Given request: Return all of the data exactly as given.

[Source records]
────────
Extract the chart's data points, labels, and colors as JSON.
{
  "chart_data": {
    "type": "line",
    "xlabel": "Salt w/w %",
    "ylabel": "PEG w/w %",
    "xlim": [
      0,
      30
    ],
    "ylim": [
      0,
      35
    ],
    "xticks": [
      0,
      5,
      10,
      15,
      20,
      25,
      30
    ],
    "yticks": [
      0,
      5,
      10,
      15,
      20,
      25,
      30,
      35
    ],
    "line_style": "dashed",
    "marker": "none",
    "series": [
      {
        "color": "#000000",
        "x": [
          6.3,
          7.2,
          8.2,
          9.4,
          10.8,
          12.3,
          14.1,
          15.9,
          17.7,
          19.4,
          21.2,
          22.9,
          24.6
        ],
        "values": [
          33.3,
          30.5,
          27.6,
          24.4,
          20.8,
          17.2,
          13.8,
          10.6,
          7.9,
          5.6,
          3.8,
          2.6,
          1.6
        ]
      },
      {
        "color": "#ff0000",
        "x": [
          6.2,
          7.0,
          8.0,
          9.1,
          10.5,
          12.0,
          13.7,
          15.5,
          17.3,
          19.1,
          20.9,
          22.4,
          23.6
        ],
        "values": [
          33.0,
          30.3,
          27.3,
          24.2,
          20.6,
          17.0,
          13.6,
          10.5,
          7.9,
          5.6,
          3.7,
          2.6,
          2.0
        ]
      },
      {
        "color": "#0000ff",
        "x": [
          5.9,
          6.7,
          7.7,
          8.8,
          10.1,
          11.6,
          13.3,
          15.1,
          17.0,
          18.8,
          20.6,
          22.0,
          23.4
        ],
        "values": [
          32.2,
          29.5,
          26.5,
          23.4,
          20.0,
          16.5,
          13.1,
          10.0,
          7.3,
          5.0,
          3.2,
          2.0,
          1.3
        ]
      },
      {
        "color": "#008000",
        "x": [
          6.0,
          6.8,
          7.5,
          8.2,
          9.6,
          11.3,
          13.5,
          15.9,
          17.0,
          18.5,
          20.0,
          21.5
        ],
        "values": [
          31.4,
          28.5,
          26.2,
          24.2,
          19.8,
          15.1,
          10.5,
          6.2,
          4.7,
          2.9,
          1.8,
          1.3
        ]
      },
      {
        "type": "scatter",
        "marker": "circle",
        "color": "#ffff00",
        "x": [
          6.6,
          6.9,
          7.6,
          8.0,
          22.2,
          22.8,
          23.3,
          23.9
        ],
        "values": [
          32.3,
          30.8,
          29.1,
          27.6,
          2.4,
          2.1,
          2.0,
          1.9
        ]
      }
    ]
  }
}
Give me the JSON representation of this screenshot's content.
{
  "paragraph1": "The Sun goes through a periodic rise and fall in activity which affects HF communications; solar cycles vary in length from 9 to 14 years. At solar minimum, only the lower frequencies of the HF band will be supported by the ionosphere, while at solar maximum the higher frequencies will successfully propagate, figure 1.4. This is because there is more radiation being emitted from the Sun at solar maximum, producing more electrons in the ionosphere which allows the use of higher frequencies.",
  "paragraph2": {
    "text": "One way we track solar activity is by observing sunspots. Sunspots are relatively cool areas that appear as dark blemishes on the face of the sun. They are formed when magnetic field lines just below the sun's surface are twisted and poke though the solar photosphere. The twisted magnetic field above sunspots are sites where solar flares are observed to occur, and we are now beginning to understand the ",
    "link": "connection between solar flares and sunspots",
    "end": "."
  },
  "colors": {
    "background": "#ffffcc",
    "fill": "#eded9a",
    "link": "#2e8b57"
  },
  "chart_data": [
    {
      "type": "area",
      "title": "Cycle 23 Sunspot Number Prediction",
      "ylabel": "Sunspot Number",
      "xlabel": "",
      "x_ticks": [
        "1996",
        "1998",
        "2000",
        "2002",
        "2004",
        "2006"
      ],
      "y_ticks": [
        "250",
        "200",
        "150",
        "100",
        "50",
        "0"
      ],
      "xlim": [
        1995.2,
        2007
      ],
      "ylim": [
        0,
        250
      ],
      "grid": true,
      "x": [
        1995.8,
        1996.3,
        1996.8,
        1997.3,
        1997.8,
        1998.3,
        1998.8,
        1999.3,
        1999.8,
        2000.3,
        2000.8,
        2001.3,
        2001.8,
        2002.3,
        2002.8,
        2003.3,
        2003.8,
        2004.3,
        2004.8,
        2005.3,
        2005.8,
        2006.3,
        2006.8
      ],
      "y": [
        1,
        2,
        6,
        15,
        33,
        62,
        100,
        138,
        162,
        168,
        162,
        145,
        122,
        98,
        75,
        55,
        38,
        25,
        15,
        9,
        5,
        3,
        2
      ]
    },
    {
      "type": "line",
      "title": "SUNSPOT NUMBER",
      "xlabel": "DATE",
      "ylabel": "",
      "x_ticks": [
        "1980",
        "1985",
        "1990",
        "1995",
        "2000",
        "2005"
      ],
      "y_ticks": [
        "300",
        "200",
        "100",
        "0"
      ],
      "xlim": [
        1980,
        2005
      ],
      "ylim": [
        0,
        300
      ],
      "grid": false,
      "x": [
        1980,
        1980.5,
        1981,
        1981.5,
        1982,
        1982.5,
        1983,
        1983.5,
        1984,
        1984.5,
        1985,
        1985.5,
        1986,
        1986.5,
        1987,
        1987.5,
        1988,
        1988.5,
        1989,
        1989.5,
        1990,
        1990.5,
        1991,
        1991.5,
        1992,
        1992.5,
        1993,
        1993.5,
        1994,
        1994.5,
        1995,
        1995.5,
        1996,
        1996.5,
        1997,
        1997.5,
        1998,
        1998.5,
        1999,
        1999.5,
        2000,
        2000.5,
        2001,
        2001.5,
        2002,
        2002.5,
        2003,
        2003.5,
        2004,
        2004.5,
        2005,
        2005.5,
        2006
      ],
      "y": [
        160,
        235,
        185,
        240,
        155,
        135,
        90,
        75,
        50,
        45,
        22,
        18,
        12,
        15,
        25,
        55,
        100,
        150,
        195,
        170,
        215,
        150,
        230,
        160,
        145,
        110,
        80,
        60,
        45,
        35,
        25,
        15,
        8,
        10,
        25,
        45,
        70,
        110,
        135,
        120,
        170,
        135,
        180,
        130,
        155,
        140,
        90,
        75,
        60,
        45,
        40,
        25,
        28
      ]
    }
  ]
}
────────
Answer for the task:
Extract the chart's data points, labels, and colors as JSON.
{
  "chart_data": {
    "type": "line",
    "xlabel": "Salt w/w %",
    "ylabel": "PEG w/w %",
    "xlim": [
      0,
      30
    ],
    "ylim": [
      0,
      35
    ],
    "xticks": [
      0,
      5,
      10,
      15,
      20,
      25,
      30
    ],
    "yticks": [
      0,
      5,
      10,
      15,
      20,
      25,
      30,
      35
    ],
    "line_style": "dashed",
    "marker": "none",
    "series": [
      {
        "color": "#000000",
        "x": [
          6.3,
          7.2,
          8.2,
          9.4,
          10.8,
          12.3,
          14.1,
          15.9,
          17.7,
          19.4,
          21.2,
          22.9,
          24.6
        ],
        "values": [
          33.3,
          30.5,
          27.6,
          24.4,
          20.8,
          17.2,
          13.8,
          10.6,
          7.9,
          5.6,
          3.8,
          2.6,
          1.6
        ]
      },
      {
        "color": "#ff0000",
        "x": [
          6.2,
          7.0,
          8.0,
          9.1,
          10.5,
          12.0,
          13.7,
          15.5,
          17.3,
          19.1,
          20.9,
          22.4,
          23.6
        ],
        "values": [
          33.0,
          30.3,
          27.3,
          24.2,
          20.6,
          17.0,
          13.6,
          10.5,
          7.9,
          5.6,
          3.7,
          2.6,
          2.0
        ]
      },
      {
        "color": "#0000ff",
        "x": [
          5.9,
          6.7,
          7.7,
          8.8,
          10.1,
          11.6,
          13.3,
          15.1,
          17.0,
          18.8,
          20.6,
          22.0,
          23.4
        ],
        "values": [
          32.2,
          29.5,
          26.5,
          23.4,
          20.0,
          16.5,
          13.1,
          10.0,
          7.3,
          5.0,
          3.2,
          2.0,
          1.3
        ]
      },
      {
        "color": "#008000",
        "x": [
          6.0,
          6.8,
          7.5,
          8.2,
          9.6,
          11.3,
          13.5,
          15.9,
          17.0,
          18.5,
          20.0,
          21.5
        ],
        "values": [
          31.4,
          28.5,
          26.2,
          24.2,
          19.8,
          15.1,
          10.5,
          6.2,
          4.7,
          2.9,
          1.8,
          1.3
        ]
      },
      {
        "type": "scatter",
        "marker": "circle",
        "color": "#ffff00",
        "x": [
          6.6,
          6.9,
          7.6,
          8.0,
          22.2,
          22.8,
          23.3,
          23.9
        ],
        "values": [
          32.3,
          30.8,
          29.1,
          27.6,
          2.4,
          2.1,
          2.0,
          1.9
        ]
      }
    ]
  }
}
Give me the JSON representation of this screenshot's content.
{
  "paragraph1": "The Sun goes through a periodic rise and fall in activity which affects HF communications; solar cycles vary in length from 9 to 14 years. At solar minimum, only the lower frequencies of the HF band will be supported by the ionosphere, while at solar maximum the higher frequencies will successfully propagate, figure 1.4. This is because there is more radiation being emitted from the Sun at solar maximum, producing more electrons in the ionosphere which allows the use of higher frequencies.",
  "paragraph2": {
    "text": "One way we track solar activity is by observing sunspots. Sunspots are relatively cool areas that appear as dark blemishes on the face of the sun. They are formed when magnetic field lines just below the sun's surface are twisted and poke though the solar photosphere. The twisted magnetic field above sunspots are sites where solar flares are observed to occur, and we are now beginning to understand the ",
    "link": "connection between solar flares and sunspots",
    "end": "."
  },
  "colors": {
    "background": "#ffffcc",
    "fill": "#eded9a",
    "link": "#2e8b57"
  },
  "chart_data": [
    {
      "type": "area",
      "title": "Cycle 23 Sunspot Number Prediction",
      "ylabel": "Sunspot Number",
      "xlabel": "",
      "x_ticks": [
        "1996",
        "1998",
        "2000",
        "2002",
        "2004",
        "2006"
      ],
      "y_ticks": [
        "250",
        "200",
        "150",
        "100",
        "50",
        "0"
      ],
      "xlim": [
        1995.2,
        2007
      ],
      "ylim": [
        0,
        250
      ],
      "grid": true,
      "x": [
        1995.8,
        1996.3,
        1996.8,
        1997.3,
        1997.8,
        1998.3,
        1998.8,
        1999.3,
        1999.8,
        2000.3,
        2000.8,
        2001.3,
        2001.8,
        2002.3,
        2002.8,
        2003.3,
        2003.8,
        2004.3,
        2004.8,
        2005.3,
        2005.8,
        2006.3,
        2006.8
      ],
      "y": [
        1,
        2,
        6,
        15,
        33,
        62,
        100,
        138,
        162,
        168,
        162,
        145,
        122,
        98,
        75,
        55,
        38,
        25,
        15,
        9,
        5,
        3,
        2
      ]
    },
    {
      "type": "line",
      "title": "SUNSPOT NUMBER",
      "xlabel": "DATE",
      "ylabel": "",
      "x_ticks": [
        "1980",
        "1985",
        "1990",
        "1995",
        "2000",
        "2005"
      ],
      "y_ticks": [
        "300",
        "200",
        "100",
        "0"
      ],
      "xlim": [
        1980,
        2005
      ],
      "ylim": [
        0,
        300
      ],
      "grid": false,
      "x": [
        1980,
        1980.5,
        1981,
        1981.5,
        1982,
        1982.5,
        1983,
        1983.5,
        1984,
        1984.5,
        1985,
        1985.5,
        1986,
        1986.5,
        1987,
        1987.5,
        1988,
        1988.5,
        1989,
        1989.5,
        1990,
        1990.5,
        1991,
        1991.5,
        1992,
        1992.5,
        1993,
        1993.5,
        1994,
        1994.5,
        1995,
        1995.5,
        1996,
        1996.5,
        1997,
        1997.5,
        1998,
        1998.5,
        1999,
        1999.5,
        2000,
        2000.5,
        2001,
        2001.5,
        2002,
        2002.5,
        2003,
        2003.5,
        2004,
        2004.5,
        2005,
        2005.5,
        2006
      ],
      "y": [
        160,
        235,
        185,
        240,
        155,
        135,
        90,
        75,
        50,
        45,
        22,
        18,
        12,
        15,
        25,
        55,
        100,
        150,
        195,
        170,
        215,
        150,
        230,
        160,
        145,
        110,
        80,
        60,
        45,
        35,
        25,
        15,
        8,
        10,
        25,
        45,
        70,
        110,
        135,
        120,
        170,
        135,
        180,
        130,
        155,
        140,
        90,
        75,
        60,
        45,
        40,
        25,
        28
      ]
    }
  ]
}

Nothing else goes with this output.